Challenges
A: According to the page on binary native endianness parsers, on which platforms is `qword` available?
B: From the page on binary native endianness parsers, return verbatim the passage from "b: A single" up to and including "double binary value. This value is always in native endian.".

Document section
Binary Native Endianness Parsers

Description

Binary native endian parsers are designed to parse binary byte streams that are laid out in the native endianness of the target architecture.

Header

// forwards to <boost/spirit/home/qi/binary.hpp>
#include <boost/spirit/include/qi_binary.hpp>

Also, see Include Structure.

Namespace

Name
`boost::spirit::byte_ // alias: boost::spirit::qi::byte_`
`boost::spirit::word // alias: boost::spirit::qi::word`
`boost::spirit::dword // alias: boost::spirit::qi::dword`
`boost::spirit::qword // alias: boost::spirit::qi::qword`
`boost::spirit::bin_float // alias: boost::spirit::qi::bin_float`
`boost::spirit::bin_double // alias: boost::spirit::qi::bin_double`

	Note
	`qword` is only available on platforms where the preprocessor constant `BOOST_HAS_LONG_LONG` is defined (i.e. on platforms having native support for `unsigned long long` (64 bit) integer types).

Model of

PrimitiveParser

Notation

b: A single byte (8 bit binary value) or a Lazy Argument that evaluates to a single byte. This value is always in native endian.
w: A 16 bit binary value or a Lazy Argument that evaluates to a 16 bit binary value. This value is always in native endian.
dw: A 32 bit binary value or a Lazy Argument that evaluates to a 32 bit binary value. This value is always in native endian.
qw: A 64 bit binary value or a Lazy Argument that evaluates to a 64 bit binary value. This value is always in native endian.
f: A float binary value or a Lazy Argument that evaluates to a float binary value. This value is always in native endian.
d: A double binary value or a Lazy Argument that evaluates to a double binary value. This value is always in native endian.

Expression Semantics

Semantics of an expression is defined only where it differs from, or is not defined in PrimitiveParser.

Expression	Description
`byte_`	Matches any 8 bit native endian binary.
`word`	Matches any 16 bit native endian binary.
`dword`	Matches any 32 bit native endian binary.
`qword`	Matches any 64 bit native endian binary.
`bin_float`	Matches any float native endian binary.
`bin_double`	Matches any double native endian binary.
`byte_(b)`	Matches an exact 8 bit native endian binary.
`word(w)`	Matches an exact 16 bit native endian binary.
`dword(dw)`	Matches an exact 32 bit native endian binary.
`qword(qw)`	Matches an exact 64 bit native endian binary.
`bin_float(f)`	Matches an exact float native endian binary.
`bin_double(d)`	Matches an exact double native endian binary.

Provided material
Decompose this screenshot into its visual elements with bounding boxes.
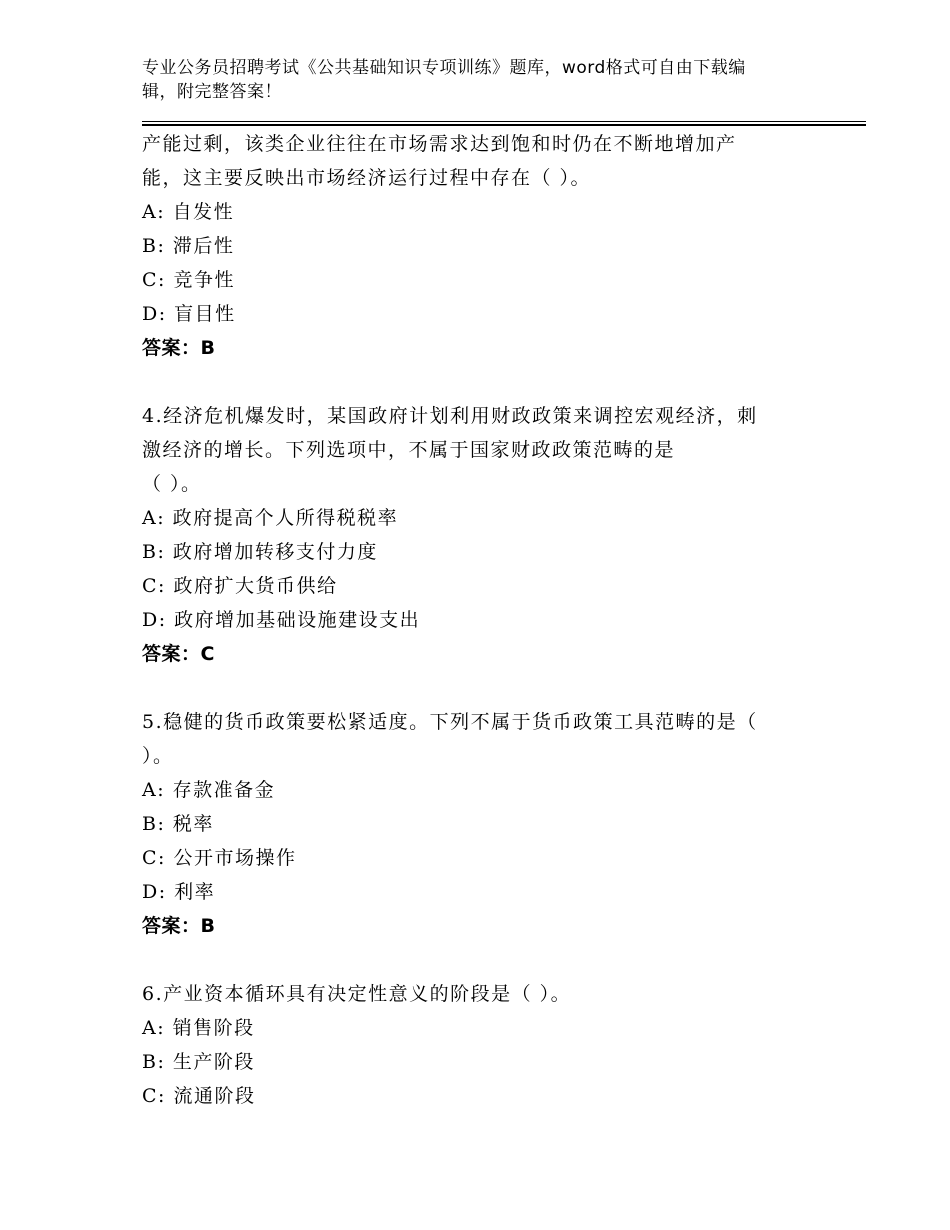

Per-task outputs
A: Only on platforms where the preprocessor constant `BOOST_HAS_LONG_LONG` is defined, meaning platforms with native support for `unsigned long long` (64 bit) integer types.

B:
b: A single byte (8 bit binary value) or a Lazy Argument that evaluates to a single byte. This value is always in native endian.
w: A 16 bit binary value or a Lazy Argument that evaluates to a 16 bit binary value. This value is always in native endian.
dw: A 32 bit binary value or a Lazy Argument that evaluates to a 32 bit binary value. This value is always in native endian.
qw: A 64 bit binary value or a Lazy Argument that evaluates to a 64 bit binary value. This value is always in native endian.
f: A float binary value or a Lazy Argument that evaluates to a float binary value. This value is always in native endian.
d: A double binary value or a Lazy Argument that evaluates to a double binary value. This value is always in native endian.